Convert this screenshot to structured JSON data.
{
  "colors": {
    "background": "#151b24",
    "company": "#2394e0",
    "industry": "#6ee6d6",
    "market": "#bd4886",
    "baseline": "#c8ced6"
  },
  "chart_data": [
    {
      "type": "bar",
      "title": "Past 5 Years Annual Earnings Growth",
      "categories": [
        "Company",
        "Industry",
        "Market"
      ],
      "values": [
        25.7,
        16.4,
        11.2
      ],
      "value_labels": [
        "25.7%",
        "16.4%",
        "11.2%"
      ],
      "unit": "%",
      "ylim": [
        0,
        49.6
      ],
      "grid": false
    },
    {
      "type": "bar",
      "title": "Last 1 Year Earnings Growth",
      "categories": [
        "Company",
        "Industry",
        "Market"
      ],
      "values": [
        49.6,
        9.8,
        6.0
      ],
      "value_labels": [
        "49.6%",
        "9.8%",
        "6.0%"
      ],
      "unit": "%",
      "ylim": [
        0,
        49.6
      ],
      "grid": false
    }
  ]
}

* * * * * * *

> [Request]: Reproduce each line of the material above precisely.

> [Response]:
Convert this screenshot to structured JSON data.
{
  "colors": {
    "background": "#151b24",
    "company": "#2394e0",
    "industry": "#6ee6d6",
    "market": "#bd4886",
    "baseline": "#c8ced6"
  },
  "chart_data": [
    {
      "type": "bar",
      "title": "Past 5 Years Annual Earnings Growth",
      "categories": [
        "Company",
        "Industry",
        "Market"
      ],
      "values": [
        25.7,
        16.4,
        11.2
      ],
      "value_labels": [
        "25.7%",
        "16.4%",
        "11.2%"
      ],
      "unit": "%",
      "ylim": [
        0,
        49.6
      ],
      "grid": false
    },
    {
      "type": "bar",
      "title": "Last 1 Year Earnings Growth",
      "categories": [
        "Company",
        "Industry",
        "Market"
      ],
      "values": [
        49.6,
        9.8,
        6.0
      ],
      "value_labels": [
        "49.6%",
        "9.8%",
        "6.0%"
      ],
      "unit": "%",
      "ylim": [
        0,
        49.6
      ],
      "grid": false
    }
  ]
}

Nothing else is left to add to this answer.